Work out the number of lines with "shortcut" in them. Reply with that number and no other words.

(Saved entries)
* * * *

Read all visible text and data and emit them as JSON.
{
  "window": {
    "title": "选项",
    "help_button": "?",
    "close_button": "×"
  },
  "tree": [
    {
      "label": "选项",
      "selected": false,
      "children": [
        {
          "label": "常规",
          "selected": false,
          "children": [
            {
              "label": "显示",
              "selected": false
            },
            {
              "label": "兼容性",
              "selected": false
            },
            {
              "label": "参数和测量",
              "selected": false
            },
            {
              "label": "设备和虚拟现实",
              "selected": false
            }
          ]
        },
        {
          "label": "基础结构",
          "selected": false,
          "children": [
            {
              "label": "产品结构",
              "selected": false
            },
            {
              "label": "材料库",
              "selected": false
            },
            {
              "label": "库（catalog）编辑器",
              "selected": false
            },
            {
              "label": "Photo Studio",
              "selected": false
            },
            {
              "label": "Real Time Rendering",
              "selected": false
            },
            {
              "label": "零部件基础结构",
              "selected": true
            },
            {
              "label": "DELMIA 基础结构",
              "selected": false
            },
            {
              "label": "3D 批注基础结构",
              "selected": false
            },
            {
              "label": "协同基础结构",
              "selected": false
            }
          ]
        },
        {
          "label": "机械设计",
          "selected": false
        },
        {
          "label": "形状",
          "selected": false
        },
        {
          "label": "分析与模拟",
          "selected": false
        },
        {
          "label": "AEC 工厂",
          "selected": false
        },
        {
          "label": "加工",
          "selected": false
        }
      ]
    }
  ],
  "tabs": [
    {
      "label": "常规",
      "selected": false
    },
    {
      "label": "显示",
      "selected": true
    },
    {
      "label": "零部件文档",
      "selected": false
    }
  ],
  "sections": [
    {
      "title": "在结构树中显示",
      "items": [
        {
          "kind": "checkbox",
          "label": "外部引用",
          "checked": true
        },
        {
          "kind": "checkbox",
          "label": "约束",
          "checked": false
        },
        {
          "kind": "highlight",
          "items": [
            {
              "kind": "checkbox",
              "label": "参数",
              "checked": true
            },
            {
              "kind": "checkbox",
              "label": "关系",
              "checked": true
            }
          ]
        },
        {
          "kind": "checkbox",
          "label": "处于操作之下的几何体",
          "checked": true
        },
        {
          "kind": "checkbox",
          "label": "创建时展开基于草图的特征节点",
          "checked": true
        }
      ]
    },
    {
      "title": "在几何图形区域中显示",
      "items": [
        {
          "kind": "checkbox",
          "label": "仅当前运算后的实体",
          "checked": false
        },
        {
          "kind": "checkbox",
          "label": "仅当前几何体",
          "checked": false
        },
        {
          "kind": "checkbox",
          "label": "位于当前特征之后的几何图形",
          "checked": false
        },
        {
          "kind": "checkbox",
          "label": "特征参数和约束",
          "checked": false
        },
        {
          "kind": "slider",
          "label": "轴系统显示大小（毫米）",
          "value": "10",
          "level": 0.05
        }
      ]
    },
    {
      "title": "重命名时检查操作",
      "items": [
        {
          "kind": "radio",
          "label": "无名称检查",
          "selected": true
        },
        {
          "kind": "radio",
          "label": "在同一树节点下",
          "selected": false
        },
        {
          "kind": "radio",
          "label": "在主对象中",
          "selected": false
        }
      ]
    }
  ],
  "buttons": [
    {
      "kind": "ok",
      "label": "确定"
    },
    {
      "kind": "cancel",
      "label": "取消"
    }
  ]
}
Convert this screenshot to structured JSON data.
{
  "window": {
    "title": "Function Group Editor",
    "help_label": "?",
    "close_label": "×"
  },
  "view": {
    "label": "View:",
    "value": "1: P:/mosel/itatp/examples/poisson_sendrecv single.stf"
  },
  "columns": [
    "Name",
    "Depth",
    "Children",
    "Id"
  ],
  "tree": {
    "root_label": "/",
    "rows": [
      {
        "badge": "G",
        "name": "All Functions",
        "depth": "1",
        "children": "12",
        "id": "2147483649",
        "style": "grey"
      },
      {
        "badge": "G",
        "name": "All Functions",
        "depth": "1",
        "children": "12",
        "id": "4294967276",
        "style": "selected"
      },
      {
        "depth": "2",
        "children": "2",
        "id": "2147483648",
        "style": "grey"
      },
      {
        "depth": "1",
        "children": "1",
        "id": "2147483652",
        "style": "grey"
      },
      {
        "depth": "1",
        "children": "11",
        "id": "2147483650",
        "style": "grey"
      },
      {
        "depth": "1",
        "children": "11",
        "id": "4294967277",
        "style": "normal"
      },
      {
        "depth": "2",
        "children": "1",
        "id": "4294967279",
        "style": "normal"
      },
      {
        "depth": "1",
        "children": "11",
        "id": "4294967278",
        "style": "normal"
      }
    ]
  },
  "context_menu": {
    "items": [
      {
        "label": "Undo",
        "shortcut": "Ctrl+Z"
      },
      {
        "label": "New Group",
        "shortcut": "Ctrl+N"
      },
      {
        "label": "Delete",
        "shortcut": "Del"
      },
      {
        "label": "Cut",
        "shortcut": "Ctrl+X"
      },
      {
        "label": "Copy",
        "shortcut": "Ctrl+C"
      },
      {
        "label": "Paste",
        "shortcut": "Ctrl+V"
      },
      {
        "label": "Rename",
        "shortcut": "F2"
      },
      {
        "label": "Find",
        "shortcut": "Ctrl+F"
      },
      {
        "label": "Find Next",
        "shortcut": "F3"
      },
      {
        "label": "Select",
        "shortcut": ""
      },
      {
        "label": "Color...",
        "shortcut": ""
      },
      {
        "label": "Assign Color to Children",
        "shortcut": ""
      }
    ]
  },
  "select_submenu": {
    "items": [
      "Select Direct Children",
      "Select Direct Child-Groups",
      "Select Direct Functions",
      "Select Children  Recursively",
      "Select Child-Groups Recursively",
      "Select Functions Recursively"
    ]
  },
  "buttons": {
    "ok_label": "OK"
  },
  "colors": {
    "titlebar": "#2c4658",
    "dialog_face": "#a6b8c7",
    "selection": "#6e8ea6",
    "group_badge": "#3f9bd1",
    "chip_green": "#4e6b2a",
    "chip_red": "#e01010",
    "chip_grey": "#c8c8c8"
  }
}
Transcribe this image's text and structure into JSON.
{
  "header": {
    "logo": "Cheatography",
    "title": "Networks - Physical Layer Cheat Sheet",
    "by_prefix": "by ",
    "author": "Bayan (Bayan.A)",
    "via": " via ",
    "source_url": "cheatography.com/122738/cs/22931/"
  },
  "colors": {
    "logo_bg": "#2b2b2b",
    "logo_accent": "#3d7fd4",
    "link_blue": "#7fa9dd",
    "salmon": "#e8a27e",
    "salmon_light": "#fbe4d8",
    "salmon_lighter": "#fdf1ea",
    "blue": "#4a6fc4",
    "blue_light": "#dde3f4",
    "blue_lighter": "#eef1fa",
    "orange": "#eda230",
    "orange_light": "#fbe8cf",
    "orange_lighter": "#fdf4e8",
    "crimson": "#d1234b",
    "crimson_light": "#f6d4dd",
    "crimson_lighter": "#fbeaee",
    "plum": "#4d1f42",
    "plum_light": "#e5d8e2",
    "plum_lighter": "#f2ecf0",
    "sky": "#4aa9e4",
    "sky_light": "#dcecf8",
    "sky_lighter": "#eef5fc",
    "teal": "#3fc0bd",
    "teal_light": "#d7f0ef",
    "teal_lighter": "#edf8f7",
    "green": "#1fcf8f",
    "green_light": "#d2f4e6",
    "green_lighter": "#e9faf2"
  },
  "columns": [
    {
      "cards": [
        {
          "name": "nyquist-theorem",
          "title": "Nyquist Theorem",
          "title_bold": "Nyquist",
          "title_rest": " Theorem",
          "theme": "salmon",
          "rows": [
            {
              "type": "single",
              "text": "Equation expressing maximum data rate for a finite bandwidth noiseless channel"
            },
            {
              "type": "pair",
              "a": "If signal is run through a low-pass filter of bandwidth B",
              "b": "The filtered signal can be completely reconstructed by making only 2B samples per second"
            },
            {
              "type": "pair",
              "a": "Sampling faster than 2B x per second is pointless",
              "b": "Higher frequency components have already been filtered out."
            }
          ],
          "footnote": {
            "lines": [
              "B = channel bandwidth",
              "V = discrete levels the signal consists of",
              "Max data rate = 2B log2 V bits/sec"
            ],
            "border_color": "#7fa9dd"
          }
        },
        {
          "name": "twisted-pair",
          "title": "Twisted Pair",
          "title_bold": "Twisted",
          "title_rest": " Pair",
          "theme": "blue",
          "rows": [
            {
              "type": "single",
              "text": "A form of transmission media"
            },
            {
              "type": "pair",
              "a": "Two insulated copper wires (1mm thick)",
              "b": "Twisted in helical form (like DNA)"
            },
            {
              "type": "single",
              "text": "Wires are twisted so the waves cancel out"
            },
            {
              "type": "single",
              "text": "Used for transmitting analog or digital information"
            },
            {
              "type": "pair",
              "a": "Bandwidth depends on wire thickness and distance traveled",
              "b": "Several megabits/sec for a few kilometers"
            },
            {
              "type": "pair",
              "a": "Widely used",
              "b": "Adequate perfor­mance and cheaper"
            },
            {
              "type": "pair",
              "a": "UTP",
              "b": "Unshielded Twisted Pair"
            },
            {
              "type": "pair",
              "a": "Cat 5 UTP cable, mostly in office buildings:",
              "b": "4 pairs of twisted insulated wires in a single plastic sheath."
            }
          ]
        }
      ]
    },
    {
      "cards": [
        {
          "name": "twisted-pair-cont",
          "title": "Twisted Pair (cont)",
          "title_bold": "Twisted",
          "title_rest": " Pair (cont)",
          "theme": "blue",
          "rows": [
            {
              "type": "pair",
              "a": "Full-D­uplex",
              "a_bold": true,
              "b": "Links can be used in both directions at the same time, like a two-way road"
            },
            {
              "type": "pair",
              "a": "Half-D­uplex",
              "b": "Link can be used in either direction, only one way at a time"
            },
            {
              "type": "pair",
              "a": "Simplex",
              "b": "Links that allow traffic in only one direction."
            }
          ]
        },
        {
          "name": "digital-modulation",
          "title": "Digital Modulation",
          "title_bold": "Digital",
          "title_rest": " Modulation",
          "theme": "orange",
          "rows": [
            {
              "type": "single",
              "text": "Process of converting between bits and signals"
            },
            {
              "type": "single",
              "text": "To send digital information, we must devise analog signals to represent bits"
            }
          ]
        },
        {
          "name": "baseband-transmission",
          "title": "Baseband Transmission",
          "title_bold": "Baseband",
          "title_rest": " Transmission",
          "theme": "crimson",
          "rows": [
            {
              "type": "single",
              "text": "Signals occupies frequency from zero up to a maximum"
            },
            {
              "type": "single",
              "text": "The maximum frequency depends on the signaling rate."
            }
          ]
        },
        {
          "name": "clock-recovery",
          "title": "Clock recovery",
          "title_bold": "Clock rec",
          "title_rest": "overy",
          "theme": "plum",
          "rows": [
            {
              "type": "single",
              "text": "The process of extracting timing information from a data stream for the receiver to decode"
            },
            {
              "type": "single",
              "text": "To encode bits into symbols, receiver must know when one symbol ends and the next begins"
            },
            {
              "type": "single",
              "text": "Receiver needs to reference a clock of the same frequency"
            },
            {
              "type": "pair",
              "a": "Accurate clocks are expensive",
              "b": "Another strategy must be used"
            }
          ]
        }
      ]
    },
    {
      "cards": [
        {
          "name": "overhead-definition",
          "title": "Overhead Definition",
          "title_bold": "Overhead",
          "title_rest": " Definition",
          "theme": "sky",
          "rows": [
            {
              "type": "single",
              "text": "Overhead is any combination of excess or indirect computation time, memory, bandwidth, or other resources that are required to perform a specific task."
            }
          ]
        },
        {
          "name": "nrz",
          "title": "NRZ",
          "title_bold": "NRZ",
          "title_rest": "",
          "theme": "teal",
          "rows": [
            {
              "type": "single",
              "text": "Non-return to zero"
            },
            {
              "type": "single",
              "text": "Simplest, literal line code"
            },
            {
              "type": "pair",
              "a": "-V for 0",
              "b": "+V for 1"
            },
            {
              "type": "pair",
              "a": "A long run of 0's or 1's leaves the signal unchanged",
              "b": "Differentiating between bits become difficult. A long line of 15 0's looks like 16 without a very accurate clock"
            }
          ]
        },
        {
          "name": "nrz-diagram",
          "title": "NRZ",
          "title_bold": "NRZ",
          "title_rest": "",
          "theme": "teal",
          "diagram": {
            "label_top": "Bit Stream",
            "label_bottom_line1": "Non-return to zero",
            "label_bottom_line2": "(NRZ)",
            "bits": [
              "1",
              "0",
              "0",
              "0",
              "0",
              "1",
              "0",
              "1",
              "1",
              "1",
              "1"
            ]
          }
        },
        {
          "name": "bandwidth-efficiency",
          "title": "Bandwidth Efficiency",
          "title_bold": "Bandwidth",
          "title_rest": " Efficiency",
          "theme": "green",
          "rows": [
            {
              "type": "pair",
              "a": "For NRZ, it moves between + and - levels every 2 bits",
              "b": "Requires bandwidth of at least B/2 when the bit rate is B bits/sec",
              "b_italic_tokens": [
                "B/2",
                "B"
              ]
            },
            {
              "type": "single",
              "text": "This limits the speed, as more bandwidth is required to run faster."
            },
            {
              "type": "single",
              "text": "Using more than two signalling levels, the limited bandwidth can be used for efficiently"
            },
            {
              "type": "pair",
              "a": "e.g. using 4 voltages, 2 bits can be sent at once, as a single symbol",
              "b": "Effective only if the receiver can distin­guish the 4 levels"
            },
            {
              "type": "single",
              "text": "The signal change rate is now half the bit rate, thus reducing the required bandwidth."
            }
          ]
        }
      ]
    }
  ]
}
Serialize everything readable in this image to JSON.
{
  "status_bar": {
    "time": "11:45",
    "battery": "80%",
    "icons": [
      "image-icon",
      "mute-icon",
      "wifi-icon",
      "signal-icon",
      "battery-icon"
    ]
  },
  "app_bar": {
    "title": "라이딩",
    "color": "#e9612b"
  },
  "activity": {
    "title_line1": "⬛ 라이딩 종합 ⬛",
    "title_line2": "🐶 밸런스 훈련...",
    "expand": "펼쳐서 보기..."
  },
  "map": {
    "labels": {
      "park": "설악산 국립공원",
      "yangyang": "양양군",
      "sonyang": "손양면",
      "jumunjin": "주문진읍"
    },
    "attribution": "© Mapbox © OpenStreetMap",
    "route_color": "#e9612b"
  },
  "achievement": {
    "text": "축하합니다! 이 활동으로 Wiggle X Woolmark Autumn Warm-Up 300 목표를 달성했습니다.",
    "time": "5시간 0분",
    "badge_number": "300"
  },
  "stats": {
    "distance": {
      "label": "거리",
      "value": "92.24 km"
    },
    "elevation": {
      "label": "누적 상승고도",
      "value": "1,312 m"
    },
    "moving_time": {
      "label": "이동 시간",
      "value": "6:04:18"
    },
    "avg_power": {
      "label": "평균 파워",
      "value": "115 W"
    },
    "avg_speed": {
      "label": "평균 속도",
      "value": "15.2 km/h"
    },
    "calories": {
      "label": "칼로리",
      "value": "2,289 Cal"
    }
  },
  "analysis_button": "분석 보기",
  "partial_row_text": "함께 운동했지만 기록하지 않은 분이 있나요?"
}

* * * *

- **In response**
12